--- Start ---

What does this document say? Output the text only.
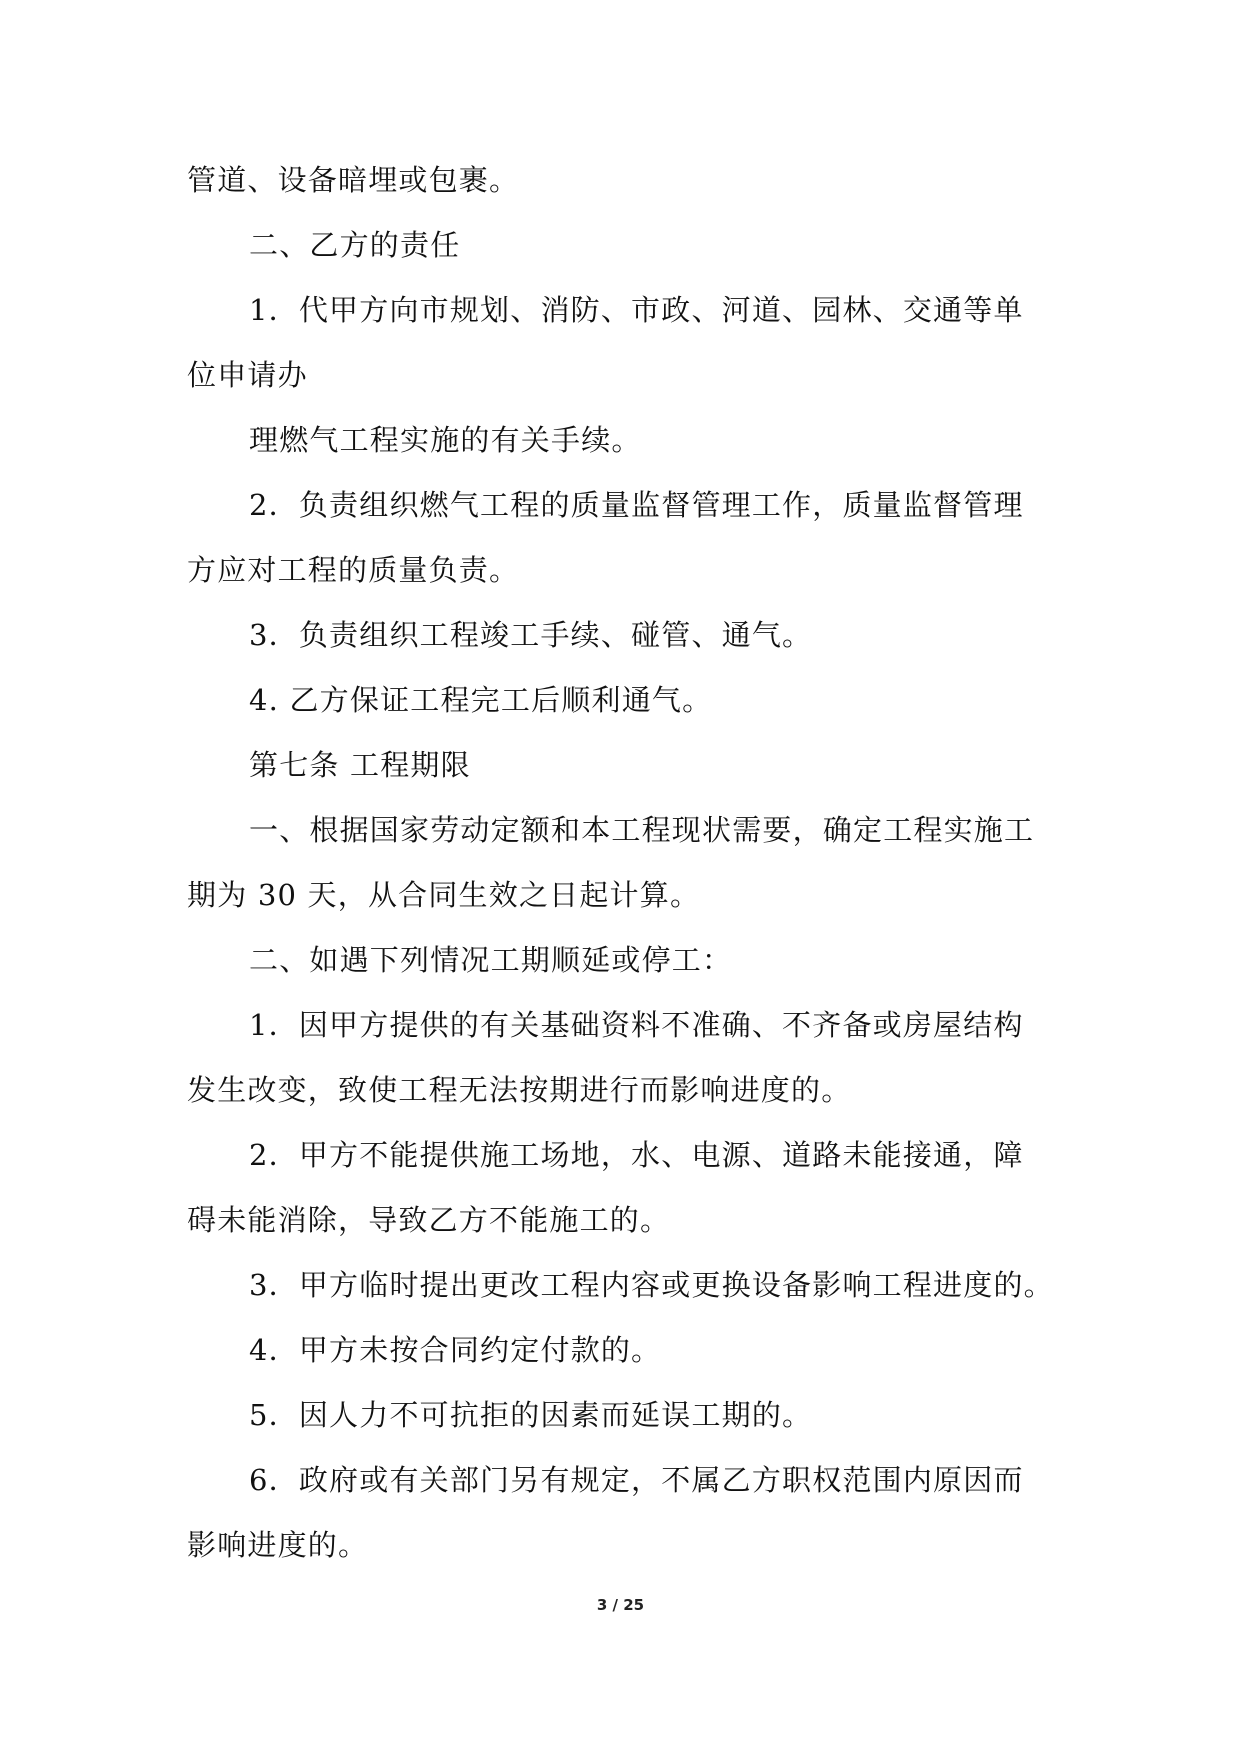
管道、设备暗埋或包裹。
二、乙方的责任
1．代甲方向市规划、消防、市政、河道、园林、交通等单
位申请办
理燃气工程实施的有关手续。
2．负责组织燃气工程的质量监督管理工作，质量监督管理
方应对工程的质量负责。
3．负责组织工程竣工手续、碰管、通气。
4. 乙方保证工程完工后顺利通气。
第七条 工程期限
一、根据国家劳动定额和本工程现状需要，确定工程实施工
期为 30 天，从合同生效之日起计算。
二、如遇下列情况工期顺延或停工：
1．因甲方提供的有关基础资料不准确、不齐备或房屋结构
发生改变，致使工程无法按期进行而影响进度的。
2．甲方不能提供施工场地，水、电源、道路未能接通，障
碍未能消除，导致乙方不能施工的。
3．甲方临时提出更改工程内容或更换设备影响工程进度的。
4．甲方未按合同约定付款的。
5．因人力不可抗拒的因素而延误工期的。
6．政府或有关部门另有规定，不属乙方职权范围内原因而
影响进度的。
3 / 25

--- End ---

→ What you need to do: Copy each line of the records precisely and drop any images they hold.

→ The result:
What does this document say? Output the text only.
管道、设备暗埋或包裹。
二、乙方的责任
1．代甲方向市规划、消防、市政、河道、园林、交通等单
位申请办
理燃气工程实施的有关手续。
2．负责组织燃气工程的质量监督管理工作，质量监督管理
方应对工程的质量负责。
3．负责组织工程竣工手续、碰管、通气。
4. 乙方保证工程完工后顺利通气。
第七条 工程期限
一、根据国家劳动定额和本工程现状需要，确定工程实施工
期为 30 天，从合同生效之日起计算。
二、如遇下列情况工期顺延或停工：
1．因甲方提供的有关基础资料不准确、不齐备或房屋结构
发生改变，致使工程无法按期进行而影响进度的。
2．甲方不能提供施工场地，水、电源、道路未能接通，障
碍未能消除，导致乙方不能施工的。
3．甲方临时提出更改工程内容或更换设备影响工程进度的。
4．甲方未按合同约定付款的。
5．因人力不可抗拒的因素而延误工期的。
6．政府或有关部门另有规定，不属乙方职权范围内原因而
影响进度的。
3 / 25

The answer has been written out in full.